[Data listing]
·····

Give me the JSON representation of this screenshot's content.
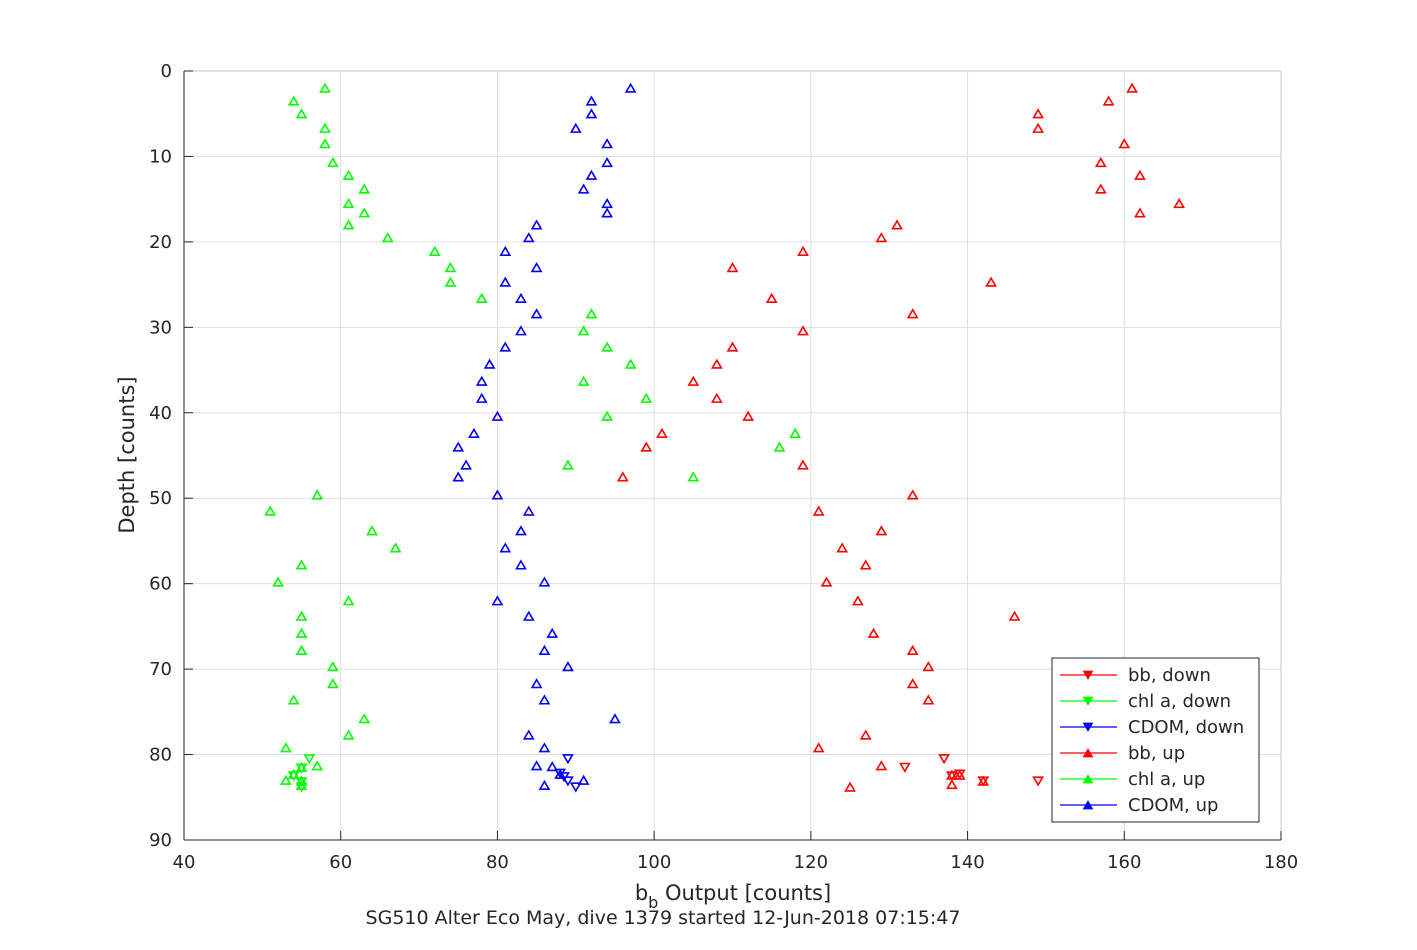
{
  "chart_data": {
    "type": "scatter",
    "title": "SG510 Alter Eco May, dive 1379 started 12-Jun-2018 07:15:47",
    "xlabel": "b_b Output [counts]",
    "ylabel": "Depth [counts]",
    "xlim": [
      40,
      180
    ],
    "ylim": [
      0,
      90
    ],
    "y_reversed": true,
    "grid": true,
    "legend_position": "bottom-right",
    "xticks": [
      40,
      60,
      80,
      100,
      120,
      140,
      160,
      180
    ],
    "yticks": [
      0,
      10,
      20,
      30,
      40,
      50,
      60,
      70,
      80,
      90
    ],
    "series": [
      {
        "name": "bb, down",
        "color": "#ff0000",
        "marker": "triangle-down",
        "points": [
          [
            137,
            80.5
          ],
          [
            139,
            82.3
          ],
          [
            138,
            82.5
          ],
          [
            132,
            81.5
          ],
          [
            142,
            83.1
          ],
          [
            149,
            83.1
          ]
        ]
      },
      {
        "name": "chl a, down",
        "color": "#00ff00",
        "marker": "triangle-down",
        "points": [
          [
            56,
            80.5
          ],
          [
            55,
            81.6
          ],
          [
            54,
            82.5
          ],
          [
            55,
            83.2
          ],
          [
            55,
            83.8
          ]
        ]
      },
      {
        "name": "CDOM, down",
        "color": "#0000ff",
        "marker": "triangle-down",
        "points": [
          [
            89,
            80.5
          ],
          [
            88,
            82.2
          ],
          [
            88.5,
            82.6
          ],
          [
            89,
            83.1
          ],
          [
            90,
            83.8
          ]
        ]
      },
      {
        "name": "bb, up",
        "color": "#ff0000",
        "marker": "triangle-up",
        "points": [
          [
            161,
            2
          ],
          [
            158,
            3.5
          ],
          [
            149,
            5
          ],
          [
            149,
            6.7
          ],
          [
            160,
            8.5
          ],
          [
            157,
            10.7
          ],
          [
            162,
            12.2
          ],
          [
            157,
            13.8
          ],
          [
            167,
            15.5
          ],
          [
            162,
            16.6
          ],
          [
            131,
            18
          ],
          [
            129,
            19.5
          ],
          [
            119,
            21.1
          ],
          [
            110,
            23
          ],
          [
            143,
            24.7
          ],
          [
            115,
            26.6
          ],
          [
            133,
            28.4
          ],
          [
            119,
            30.4
          ],
          [
            110,
            32.3
          ],
          [
            108,
            34.3
          ],
          [
            105,
            36.3
          ],
          [
            108,
            38.3
          ],
          [
            112,
            40.4
          ],
          [
            101,
            42.4
          ],
          [
            99,
            44
          ],
          [
            119,
            46.1
          ],
          [
            96,
            47.5
          ],
          [
            133,
            49.6
          ],
          [
            121,
            51.5
          ],
          [
            129,
            53.8
          ],
          [
            124,
            55.8
          ],
          [
            127,
            57.8
          ],
          [
            122,
            59.8
          ],
          [
            126,
            62
          ],
          [
            146,
            63.8
          ],
          [
            128,
            65.8
          ],
          [
            133,
            67.8
          ],
          [
            135,
            69.7
          ],
          [
            133,
            71.7
          ],
          [
            135,
            73.6
          ],
          [
            127,
            77.7
          ],
          [
            121,
            79.2
          ],
          [
            129,
            81.3
          ],
          [
            139,
            82.4
          ],
          [
            138,
            82.4
          ],
          [
            142,
            83.1
          ],
          [
            138,
            83.5
          ],
          [
            125,
            83.8
          ]
        ]
      },
      {
        "name": "chl a, up",
        "color": "#00ff00",
        "marker": "triangle-up",
        "points": [
          [
            58,
            2
          ],
          [
            54,
            3.5
          ],
          [
            55,
            5
          ],
          [
            58,
            6.7
          ],
          [
            58,
            8.5
          ],
          [
            59,
            10.7
          ],
          [
            61,
            12.2
          ],
          [
            63,
            13.8
          ],
          [
            61,
            15.5
          ],
          [
            63,
            16.6
          ],
          [
            61,
            18
          ],
          [
            66,
            19.5
          ],
          [
            72,
            21.1
          ],
          [
            74,
            23
          ],
          [
            74,
            24.7
          ],
          [
            78,
            26.6
          ],
          [
            92,
            28.4
          ],
          [
            91,
            30.4
          ],
          [
            94,
            32.3
          ],
          [
            97,
            34.3
          ],
          [
            91,
            36.3
          ],
          [
            99,
            38.3
          ],
          [
            94,
            40.4
          ],
          [
            118,
            42.4
          ],
          [
            116,
            44
          ],
          [
            89,
            46.1
          ],
          [
            105,
            47.5
          ],
          [
            57,
            49.6
          ],
          [
            51,
            51.5
          ],
          [
            64,
            53.8
          ],
          [
            67,
            55.8
          ],
          [
            55,
            57.8
          ],
          [
            52,
            59.8
          ],
          [
            61,
            62
          ],
          [
            55,
            63.8
          ],
          [
            55,
            65.8
          ],
          [
            55,
            67.8
          ],
          [
            59,
            69.7
          ],
          [
            59,
            71.7
          ],
          [
            54,
            73.6
          ],
          [
            63,
            75.8
          ],
          [
            61,
            77.7
          ],
          [
            53,
            79.2
          ],
          [
            57,
            81.3
          ],
          [
            55,
            81.5
          ],
          [
            54,
            82.3
          ],
          [
            53,
            83
          ],
          [
            55,
            83.1
          ],
          [
            55,
            83.6
          ]
        ]
      },
      {
        "name": "CDOM, up",
        "color": "#0000ff",
        "marker": "triangle-up",
        "points": [
          [
            97,
            2
          ],
          [
            92,
            3.5
          ],
          [
            92,
            5
          ],
          [
            90,
            6.7
          ],
          [
            94,
            8.5
          ],
          [
            94,
            10.7
          ],
          [
            92,
            12.2
          ],
          [
            91,
            13.8
          ],
          [
            94,
            15.5
          ],
          [
            94,
            16.6
          ],
          [
            85,
            18
          ],
          [
            84,
            19.5
          ],
          [
            81,
            21.1
          ],
          [
            85,
            23
          ],
          [
            81,
            24.7
          ],
          [
            83,
            26.6
          ],
          [
            85,
            28.4
          ],
          [
            83,
            30.4
          ],
          [
            81,
            32.3
          ],
          [
            79,
            34.3
          ],
          [
            78,
            36.3
          ],
          [
            78,
            38.3
          ],
          [
            80,
            40.4
          ],
          [
            77,
            42.4
          ],
          [
            75,
            44
          ],
          [
            76,
            46.1
          ],
          [
            75,
            47.5
          ],
          [
            80,
            49.6
          ],
          [
            84,
            51.5
          ],
          [
            83,
            53.8
          ],
          [
            81,
            55.8
          ],
          [
            83,
            57.8
          ],
          [
            86,
            59.8
          ],
          [
            80,
            62
          ],
          [
            84,
            63.8
          ],
          [
            87,
            65.8
          ],
          [
            86,
            67.8
          ],
          [
            89,
            69.7
          ],
          [
            85,
            71.7
          ],
          [
            86,
            73.6
          ],
          [
            95,
            75.8
          ],
          [
            84,
            77.7
          ],
          [
            86,
            79.2
          ],
          [
            85,
            81.3
          ],
          [
            87,
            81.4
          ],
          [
            88,
            82.3
          ],
          [
            91,
            83
          ],
          [
            86,
            83.6
          ]
        ]
      }
    ]
  }
}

·····

- **Directions for this task**: Please write out all the data again word for word, but not the pictures.

- **Result of the exercise**:
Give me the JSON representation of this screenshot's content.
{
  "chart_data": {
    "type": "scatter",
    "title": "SG510 Alter Eco May, dive 1379 started 12-Jun-2018 07:15:47",
    "xlabel": "b_b Output [counts]",
    "ylabel": "Depth [counts]",
    "xlim": [
      40,
      180
    ],
    "ylim": [
      0,
      90
    ],
    "y_reversed": true,
    "grid": true,
    "legend_position": "bottom-right",
    "xticks": [
      40,
      60,
      80,
      100,
      120,
      140,
      160,
      180
    ],
    "yticks": [
      0,
      10,
      20,
      30,
      40,
      50,
      60,
      70,
      80,
      90
    ],
    "series": [
      {
        "name": "bb, down",
        "color": "#ff0000",
        "marker": "triangle-down",
        "points": [
          [
            137,
            80.5
          ],
          [
            139,
            82.3
          ],
          [
            138,
            82.5
          ],
          [
            132,
            81.5
          ],
          [
            142,
            83.1
          ],
          [
            149,
            83.1
          ]
        ]
      },
      {
        "name": "chl a, down",
        "color": "#00ff00",
        "marker": "triangle-down",
        "points": [
          [
            56,
            80.5
          ],
          [
            55,
            81.6
          ],
          [
            54,
            82.5
          ],
          [
            55,
            83.2
          ],
          [
            55,
            83.8
          ]
        ]
      },
      {
        "name": "CDOM, down",
        "color": "#0000ff",
        "marker": "triangle-down",
        "points": [
          [
            89,
            80.5
          ],
          [
            88,
            82.2
          ],
          [
            88.5,
            82.6
          ],
          [
            89,
            83.1
          ],
          [
            90,
            83.8
          ]
        ]
      },
      {
        "name": "bb, up",
        "color": "#ff0000",
        "marker": "triangle-up",
        "points": [
          [
            161,
            2
          ],
          [
            158,
            3.5
          ],
          [
            149,
            5
          ],
          [
            149,
            6.7
          ],
          [
            160,
            8.5
          ],
          [
            157,
            10.7
          ],
          [
            162,
            12.2
          ],
          [
            157,
            13.8
          ],
          [
            167,
            15.5
          ],
          [
            162,
            16.6
          ],
          [
            131,
            18
          ],
          [
            129,
            19.5
          ],
          [
            119,
            21.1
          ],
          [
            110,
            23
          ],
          [
            143,
            24.7
          ],
          [
            115,
            26.6
          ],
          [
            133,
            28.4
          ],
          [
            119,
            30.4
          ],
          [
            110,
            32.3
          ],
          [
            108,
            34.3
          ],
          [
            105,
            36.3
          ],
          [
            108,
            38.3
          ],
          [
            112,
            40.4
          ],
          [
            101,
            42.4
          ],
          [
            99,
            44
          ],
          [
            119,
            46.1
          ],
          [
            96,
            47.5
          ],
          [
            133,
            49.6
          ],
          [
            121,
            51.5
          ],
          [
            129,
            53.8
          ],
          [
            124,
            55.8
          ],
          [
            127,
            57.8
          ],
          [
            122,
            59.8
          ],
          [
            126,
            62
          ],
          [
            146,
            63.8
          ],
          [
            128,
            65.8
          ],
          [
            133,
            67.8
          ],
          [
            135,
            69.7
          ],
          [
            133,
            71.7
          ],
          [
            135,
            73.6
          ],
          [
            127,
            77.7
          ],
          [
            121,
            79.2
          ],
          [
            129,
            81.3
          ],
          [
            139,
            82.4
          ],
          [
            138,
            82.4
          ],
          [
            142,
            83.1
          ],
          [
            138,
            83.5
          ],
          [
            125,
            83.8
          ]
        ]
      },
      {
        "name": "chl a, up",
        "color": "#00ff00",
        "marker": "triangle-up",
        "points": [
          [
            58,
            2
          ],
          [
            54,
            3.5
          ],
          [
            55,
            5
          ],
          [
            58,
            6.7
          ],
          [
            58,
            8.5
          ],
          [
            59,
            10.7
          ],
          [
            61,
            12.2
          ],
          [
            63,
            13.8
          ],
          [
            61,
            15.5
          ],
          [
            63,
            16.6
          ],
          [
            61,
            18
          ],
          [
            66,
            19.5
          ],
          [
            72,
            21.1
          ],
          [
            74,
            23
          ],
          [
            74,
            24.7
          ],
          [
            78,
            26.6
          ],
          [
            92,
            28.4
          ],
          [
            91,
            30.4
          ],
          [
            94,
            32.3
          ],
          [
            97,
            34.3
          ],
          [
            91,
            36.3
          ],
          [
            99,
            38.3
          ],
          [
            94,
            40.4
          ],
          [
            118,
            42.4
          ],
          [
            116,
            44
          ],
          [
            89,
            46.1
          ],
          [
            105,
            47.5
          ],
          [
            57,
            49.6
          ],
          [
            51,
            51.5
          ],
          [
            64,
            53.8
          ],
          [
            67,
            55.8
          ],
          [
            55,
            57.8
          ],
          [
            52,
            59.8
          ],
          [
            61,
            62
          ],
          [
            55,
            63.8
          ],
          [
            55,
            65.8
          ],
          [
            55,
            67.8
          ],
          [
            59,
            69.7
          ],
          [
            59,
            71.7
          ],
          [
            54,
            73.6
          ],
          [
            63,
            75.8
          ],
          [
            61,
            77.7
          ],
          [
            53,
            79.2
          ],
          [
            57,
            81.3
          ],
          [
            55,
            81.5
          ],
          [
            54,
            82.3
          ],
          [
            53,
            83
          ],
          [
            55,
            83.1
          ],
          [
            55,
            83.6
          ]
        ]
      },
      {
        "name": "CDOM, up",
        "color": "#0000ff",
        "marker": "triangle-up",
        "points": [
          [
            97,
            2
          ],
          [
            92,
            3.5
          ],
          [
            92,
            5
          ],
          [
            90,
            6.7
          ],
          [
            94,
            8.5
          ],
          [
            94,
            10.7
          ],
          [
            92,
            12.2
          ],
          [
            91,
            13.8
          ],
          [
            94,
            15.5
          ],
          [
            94,
            16.6
          ],
          [
            85,
            18
          ],
          [
            84,
            19.5
          ],
          [
            81,
            21.1
          ],
          [
            85,
            23
          ],
          [
            81,
            24.7
          ],
          [
            83,
            26.6
          ],
          [
            85,
            28.4
          ],
          [
            83,
            30.4
          ],
          [
            81,
            32.3
          ],
          [
            79,
            34.3
          ],
          [
            78,
            36.3
          ],
          [
            78,
            38.3
          ],
          [
            80,
            40.4
          ],
          [
            77,
            42.4
          ],
          [
            75,
            44
          ],
          [
            76,
            46.1
          ],
          [
            75,
            47.5
          ],
          [
            80,
            49.6
          ],
          [
            84,
            51.5
          ],
          [
            83,
            53.8
          ],
          [
            81,
            55.8
          ],
          [
            83,
            57.8
          ],
          [
            86,
            59.8
          ],
          [
            80,
            62
          ],
          [
            84,
            63.8
          ],
          [
            87,
            65.8
          ],
          [
            86,
            67.8
          ],
          [
            89,
            69.7
          ],
          [
            85,
            71.7
          ],
          [
            86,
            73.6
          ],
          [
            95,
            75.8
          ],
          [
            84,
            77.7
          ],
          [
            86,
            79.2
          ],
          [
            85,
            81.3
          ],
          [
            87,
            81.4
          ],
          [
            88,
            82.3
          ],
          [
            91,
            83
          ],
          [
            86,
            83.6
          ]
        ]
      }
    ]
  }
}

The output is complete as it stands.